● **Items from a dataset**:

*** Begin section ***

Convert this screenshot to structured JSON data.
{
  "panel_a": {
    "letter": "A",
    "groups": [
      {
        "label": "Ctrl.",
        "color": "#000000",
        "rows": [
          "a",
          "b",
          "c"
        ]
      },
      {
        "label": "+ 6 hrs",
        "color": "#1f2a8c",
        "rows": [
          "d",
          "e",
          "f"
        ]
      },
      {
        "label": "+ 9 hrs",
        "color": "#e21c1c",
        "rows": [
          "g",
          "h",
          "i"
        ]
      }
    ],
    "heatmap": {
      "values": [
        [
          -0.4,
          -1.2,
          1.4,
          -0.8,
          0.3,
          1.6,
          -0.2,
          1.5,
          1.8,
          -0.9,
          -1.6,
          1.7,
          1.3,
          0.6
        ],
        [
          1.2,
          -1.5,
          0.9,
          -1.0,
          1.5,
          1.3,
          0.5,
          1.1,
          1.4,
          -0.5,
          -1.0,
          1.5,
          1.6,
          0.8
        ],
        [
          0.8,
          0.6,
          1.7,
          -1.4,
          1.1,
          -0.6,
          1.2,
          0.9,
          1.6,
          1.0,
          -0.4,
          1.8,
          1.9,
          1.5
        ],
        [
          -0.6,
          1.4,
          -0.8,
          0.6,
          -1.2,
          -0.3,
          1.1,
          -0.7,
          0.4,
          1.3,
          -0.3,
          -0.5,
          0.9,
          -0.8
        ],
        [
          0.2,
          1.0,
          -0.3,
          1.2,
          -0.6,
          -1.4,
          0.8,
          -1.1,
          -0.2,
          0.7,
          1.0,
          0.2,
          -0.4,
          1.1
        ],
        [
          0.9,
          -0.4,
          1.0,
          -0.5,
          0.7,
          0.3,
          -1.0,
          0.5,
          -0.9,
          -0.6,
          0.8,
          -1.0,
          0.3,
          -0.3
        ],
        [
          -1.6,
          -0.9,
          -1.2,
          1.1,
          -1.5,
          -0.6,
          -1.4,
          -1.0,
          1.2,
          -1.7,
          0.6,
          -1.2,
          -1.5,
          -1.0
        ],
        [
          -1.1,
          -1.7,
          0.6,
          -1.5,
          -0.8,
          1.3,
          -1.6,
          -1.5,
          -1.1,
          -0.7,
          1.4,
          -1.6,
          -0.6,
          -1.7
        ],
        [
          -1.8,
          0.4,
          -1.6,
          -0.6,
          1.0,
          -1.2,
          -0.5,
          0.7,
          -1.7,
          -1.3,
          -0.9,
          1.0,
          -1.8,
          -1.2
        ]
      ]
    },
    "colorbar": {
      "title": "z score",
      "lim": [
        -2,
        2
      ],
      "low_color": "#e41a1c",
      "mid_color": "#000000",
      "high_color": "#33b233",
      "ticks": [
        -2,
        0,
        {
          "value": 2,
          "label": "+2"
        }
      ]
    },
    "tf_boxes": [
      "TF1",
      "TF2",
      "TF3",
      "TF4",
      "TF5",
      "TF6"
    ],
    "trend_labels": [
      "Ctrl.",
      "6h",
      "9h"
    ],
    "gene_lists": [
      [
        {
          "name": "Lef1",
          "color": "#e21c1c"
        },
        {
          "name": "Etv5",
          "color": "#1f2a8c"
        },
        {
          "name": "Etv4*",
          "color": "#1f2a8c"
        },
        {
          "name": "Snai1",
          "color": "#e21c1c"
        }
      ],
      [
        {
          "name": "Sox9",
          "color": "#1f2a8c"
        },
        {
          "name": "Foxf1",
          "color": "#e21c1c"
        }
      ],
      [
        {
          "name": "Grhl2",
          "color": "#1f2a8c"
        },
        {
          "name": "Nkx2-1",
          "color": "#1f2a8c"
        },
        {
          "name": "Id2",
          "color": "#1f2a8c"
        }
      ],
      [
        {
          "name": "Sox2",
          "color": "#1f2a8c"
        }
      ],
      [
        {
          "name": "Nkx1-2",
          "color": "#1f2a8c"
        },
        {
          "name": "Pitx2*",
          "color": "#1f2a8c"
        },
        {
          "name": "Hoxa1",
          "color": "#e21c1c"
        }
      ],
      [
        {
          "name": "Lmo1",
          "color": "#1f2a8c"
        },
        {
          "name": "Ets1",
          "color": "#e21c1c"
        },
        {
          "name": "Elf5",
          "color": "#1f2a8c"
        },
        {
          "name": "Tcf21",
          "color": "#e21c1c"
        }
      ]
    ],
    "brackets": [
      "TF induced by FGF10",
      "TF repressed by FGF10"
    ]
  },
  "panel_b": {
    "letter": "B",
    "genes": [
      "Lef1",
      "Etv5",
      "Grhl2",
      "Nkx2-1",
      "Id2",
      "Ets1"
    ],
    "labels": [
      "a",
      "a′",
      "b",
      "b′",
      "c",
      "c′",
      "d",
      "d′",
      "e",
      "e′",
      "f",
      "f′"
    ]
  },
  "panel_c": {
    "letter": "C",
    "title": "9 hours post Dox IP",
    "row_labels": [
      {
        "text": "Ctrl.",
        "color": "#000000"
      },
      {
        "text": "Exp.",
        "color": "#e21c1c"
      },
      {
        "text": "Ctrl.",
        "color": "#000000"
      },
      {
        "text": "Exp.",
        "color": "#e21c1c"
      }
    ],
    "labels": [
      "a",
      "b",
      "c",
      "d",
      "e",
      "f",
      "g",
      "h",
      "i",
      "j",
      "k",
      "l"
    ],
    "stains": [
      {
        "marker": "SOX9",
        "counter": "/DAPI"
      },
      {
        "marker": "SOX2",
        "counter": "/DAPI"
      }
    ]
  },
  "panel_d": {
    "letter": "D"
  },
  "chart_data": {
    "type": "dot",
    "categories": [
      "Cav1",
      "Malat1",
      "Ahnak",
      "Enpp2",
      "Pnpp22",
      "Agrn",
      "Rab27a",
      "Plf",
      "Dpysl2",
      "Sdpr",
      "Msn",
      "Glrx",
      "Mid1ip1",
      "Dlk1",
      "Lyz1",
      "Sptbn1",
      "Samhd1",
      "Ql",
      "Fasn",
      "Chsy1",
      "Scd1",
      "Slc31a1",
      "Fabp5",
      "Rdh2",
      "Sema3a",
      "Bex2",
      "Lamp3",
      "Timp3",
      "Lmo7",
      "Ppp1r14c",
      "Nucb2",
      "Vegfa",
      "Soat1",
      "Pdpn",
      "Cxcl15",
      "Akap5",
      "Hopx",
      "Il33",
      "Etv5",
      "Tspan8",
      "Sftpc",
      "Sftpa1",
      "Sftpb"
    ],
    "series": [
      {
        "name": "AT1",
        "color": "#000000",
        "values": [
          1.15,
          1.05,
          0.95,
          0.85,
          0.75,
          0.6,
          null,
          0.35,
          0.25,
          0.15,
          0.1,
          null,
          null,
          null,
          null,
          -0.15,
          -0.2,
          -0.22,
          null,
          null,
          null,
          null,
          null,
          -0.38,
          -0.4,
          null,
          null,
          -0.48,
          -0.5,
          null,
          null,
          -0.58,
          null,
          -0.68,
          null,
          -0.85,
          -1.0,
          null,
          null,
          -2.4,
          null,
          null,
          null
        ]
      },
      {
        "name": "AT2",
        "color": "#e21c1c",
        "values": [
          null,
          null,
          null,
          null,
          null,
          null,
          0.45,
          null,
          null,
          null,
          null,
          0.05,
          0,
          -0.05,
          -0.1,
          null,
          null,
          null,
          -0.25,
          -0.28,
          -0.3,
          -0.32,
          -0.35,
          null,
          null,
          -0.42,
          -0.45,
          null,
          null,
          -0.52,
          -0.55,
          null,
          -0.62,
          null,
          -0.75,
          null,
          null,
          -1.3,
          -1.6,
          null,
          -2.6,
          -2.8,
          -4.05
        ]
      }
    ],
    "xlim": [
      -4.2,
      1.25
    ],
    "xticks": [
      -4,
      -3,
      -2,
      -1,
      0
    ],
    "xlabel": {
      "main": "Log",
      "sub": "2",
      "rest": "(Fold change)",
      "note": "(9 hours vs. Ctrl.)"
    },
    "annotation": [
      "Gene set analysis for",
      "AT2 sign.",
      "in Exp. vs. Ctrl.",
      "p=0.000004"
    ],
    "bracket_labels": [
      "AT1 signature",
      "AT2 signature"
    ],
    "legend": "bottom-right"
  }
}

*** End section ***

● **About this task**:
If a line in the entries contains the word "title", copy that line out.

● **Problem solution**:
      "title": "z score",
    "title": "9 hours post Dox IP",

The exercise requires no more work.